▶ **The request**: Reproduce the data word for word, starting at its first line and ending with the line that contains "nav-item-calendario[interactable]: CALENDÁRIO —", including both of those lines.

▶ **Records to use**:
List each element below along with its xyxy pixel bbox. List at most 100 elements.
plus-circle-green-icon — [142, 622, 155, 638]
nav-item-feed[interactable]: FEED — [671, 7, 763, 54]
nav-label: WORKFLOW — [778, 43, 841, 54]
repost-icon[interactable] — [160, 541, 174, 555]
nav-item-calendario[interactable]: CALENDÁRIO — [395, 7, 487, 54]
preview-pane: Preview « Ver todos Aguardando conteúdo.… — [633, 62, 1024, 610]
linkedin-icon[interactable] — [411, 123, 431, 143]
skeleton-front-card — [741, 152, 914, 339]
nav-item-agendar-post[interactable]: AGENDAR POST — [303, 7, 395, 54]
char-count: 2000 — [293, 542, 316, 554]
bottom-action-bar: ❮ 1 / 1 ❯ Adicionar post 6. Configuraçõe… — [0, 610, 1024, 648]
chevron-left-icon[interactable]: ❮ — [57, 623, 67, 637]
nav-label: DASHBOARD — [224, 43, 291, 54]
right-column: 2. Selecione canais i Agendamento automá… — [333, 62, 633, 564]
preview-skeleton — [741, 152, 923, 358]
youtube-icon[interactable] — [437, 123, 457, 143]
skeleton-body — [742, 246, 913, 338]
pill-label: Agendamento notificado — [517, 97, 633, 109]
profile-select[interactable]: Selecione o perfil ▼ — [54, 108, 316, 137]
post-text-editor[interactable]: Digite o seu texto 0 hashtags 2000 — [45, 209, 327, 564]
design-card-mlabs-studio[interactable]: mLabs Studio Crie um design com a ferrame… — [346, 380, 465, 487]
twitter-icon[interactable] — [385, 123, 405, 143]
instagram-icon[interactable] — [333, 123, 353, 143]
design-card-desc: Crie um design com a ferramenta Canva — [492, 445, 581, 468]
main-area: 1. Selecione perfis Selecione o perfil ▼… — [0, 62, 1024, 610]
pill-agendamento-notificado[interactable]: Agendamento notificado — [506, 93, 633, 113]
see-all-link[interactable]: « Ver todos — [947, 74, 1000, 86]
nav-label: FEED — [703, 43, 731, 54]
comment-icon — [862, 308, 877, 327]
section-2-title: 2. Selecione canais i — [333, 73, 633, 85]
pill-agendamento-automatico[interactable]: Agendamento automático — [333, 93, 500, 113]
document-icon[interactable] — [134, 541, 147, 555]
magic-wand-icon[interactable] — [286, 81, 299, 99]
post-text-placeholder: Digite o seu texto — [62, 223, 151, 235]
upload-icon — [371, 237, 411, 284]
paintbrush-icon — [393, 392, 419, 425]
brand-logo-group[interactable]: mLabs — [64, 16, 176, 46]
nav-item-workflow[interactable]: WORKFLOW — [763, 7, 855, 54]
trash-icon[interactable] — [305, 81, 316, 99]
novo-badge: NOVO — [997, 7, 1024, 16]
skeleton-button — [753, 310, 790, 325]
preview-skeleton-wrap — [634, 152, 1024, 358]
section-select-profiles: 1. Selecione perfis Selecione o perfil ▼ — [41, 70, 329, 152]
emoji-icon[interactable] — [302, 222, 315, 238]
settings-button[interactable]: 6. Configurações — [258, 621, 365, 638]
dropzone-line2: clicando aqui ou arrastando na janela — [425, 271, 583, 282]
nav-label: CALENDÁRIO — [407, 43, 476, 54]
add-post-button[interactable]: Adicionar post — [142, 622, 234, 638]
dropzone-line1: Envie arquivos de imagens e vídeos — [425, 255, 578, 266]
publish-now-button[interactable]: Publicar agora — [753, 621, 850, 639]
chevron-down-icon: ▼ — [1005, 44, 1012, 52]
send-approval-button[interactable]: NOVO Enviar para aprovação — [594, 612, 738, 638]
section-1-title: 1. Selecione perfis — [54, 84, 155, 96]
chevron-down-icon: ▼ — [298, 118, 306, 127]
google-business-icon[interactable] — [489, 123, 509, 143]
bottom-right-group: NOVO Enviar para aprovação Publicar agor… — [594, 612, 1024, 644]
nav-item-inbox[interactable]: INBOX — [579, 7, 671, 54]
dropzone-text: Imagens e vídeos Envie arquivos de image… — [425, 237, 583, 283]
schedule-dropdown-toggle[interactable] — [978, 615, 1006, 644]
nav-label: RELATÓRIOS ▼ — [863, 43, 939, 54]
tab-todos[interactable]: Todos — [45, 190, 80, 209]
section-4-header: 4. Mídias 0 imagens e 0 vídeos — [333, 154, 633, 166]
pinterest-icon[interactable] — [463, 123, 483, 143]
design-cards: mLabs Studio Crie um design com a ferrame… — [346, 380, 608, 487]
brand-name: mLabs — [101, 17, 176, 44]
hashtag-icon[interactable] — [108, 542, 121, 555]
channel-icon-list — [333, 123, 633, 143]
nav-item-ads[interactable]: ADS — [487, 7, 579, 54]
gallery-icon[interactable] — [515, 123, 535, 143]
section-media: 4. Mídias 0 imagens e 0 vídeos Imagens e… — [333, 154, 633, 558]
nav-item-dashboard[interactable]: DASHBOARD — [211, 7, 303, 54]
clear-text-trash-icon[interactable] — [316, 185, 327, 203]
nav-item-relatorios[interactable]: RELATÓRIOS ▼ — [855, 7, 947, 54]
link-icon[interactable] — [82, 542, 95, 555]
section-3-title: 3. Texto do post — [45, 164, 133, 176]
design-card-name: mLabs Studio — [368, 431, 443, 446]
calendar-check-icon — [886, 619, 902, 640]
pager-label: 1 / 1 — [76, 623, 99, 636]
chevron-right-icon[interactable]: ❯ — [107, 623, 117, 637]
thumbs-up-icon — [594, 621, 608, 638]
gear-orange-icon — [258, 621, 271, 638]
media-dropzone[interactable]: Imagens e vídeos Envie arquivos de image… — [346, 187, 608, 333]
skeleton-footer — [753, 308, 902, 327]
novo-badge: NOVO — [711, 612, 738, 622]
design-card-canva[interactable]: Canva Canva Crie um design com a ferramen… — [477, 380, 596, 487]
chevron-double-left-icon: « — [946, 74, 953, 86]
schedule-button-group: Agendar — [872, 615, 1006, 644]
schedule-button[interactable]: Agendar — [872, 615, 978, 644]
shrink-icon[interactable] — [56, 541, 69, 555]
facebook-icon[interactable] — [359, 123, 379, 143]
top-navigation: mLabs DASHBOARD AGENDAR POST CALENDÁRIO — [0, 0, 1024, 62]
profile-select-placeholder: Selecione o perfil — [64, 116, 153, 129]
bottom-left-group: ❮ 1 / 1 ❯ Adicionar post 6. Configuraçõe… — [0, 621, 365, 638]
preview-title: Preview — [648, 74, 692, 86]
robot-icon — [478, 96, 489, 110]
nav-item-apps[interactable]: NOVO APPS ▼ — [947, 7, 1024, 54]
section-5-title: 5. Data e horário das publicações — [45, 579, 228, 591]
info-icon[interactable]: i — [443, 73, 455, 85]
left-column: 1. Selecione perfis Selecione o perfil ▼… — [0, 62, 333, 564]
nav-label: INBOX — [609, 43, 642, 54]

▶ **Exercise result**:
List each element below along with its xyxy pixel bbox. List at most 100 elements.
plus-circle-green-icon — [142, 622, 155, 638]
nav-item-feed[interactable]: FEED — [671, 7, 763, 54]
nav-label: WORKFLOW — [778, 43, 841, 54]
repost-icon[interactable] — [160, 541, 174, 555]
nav-item-calendario[interactable]: CALENDÁRIO — [395, 7, 487, 54]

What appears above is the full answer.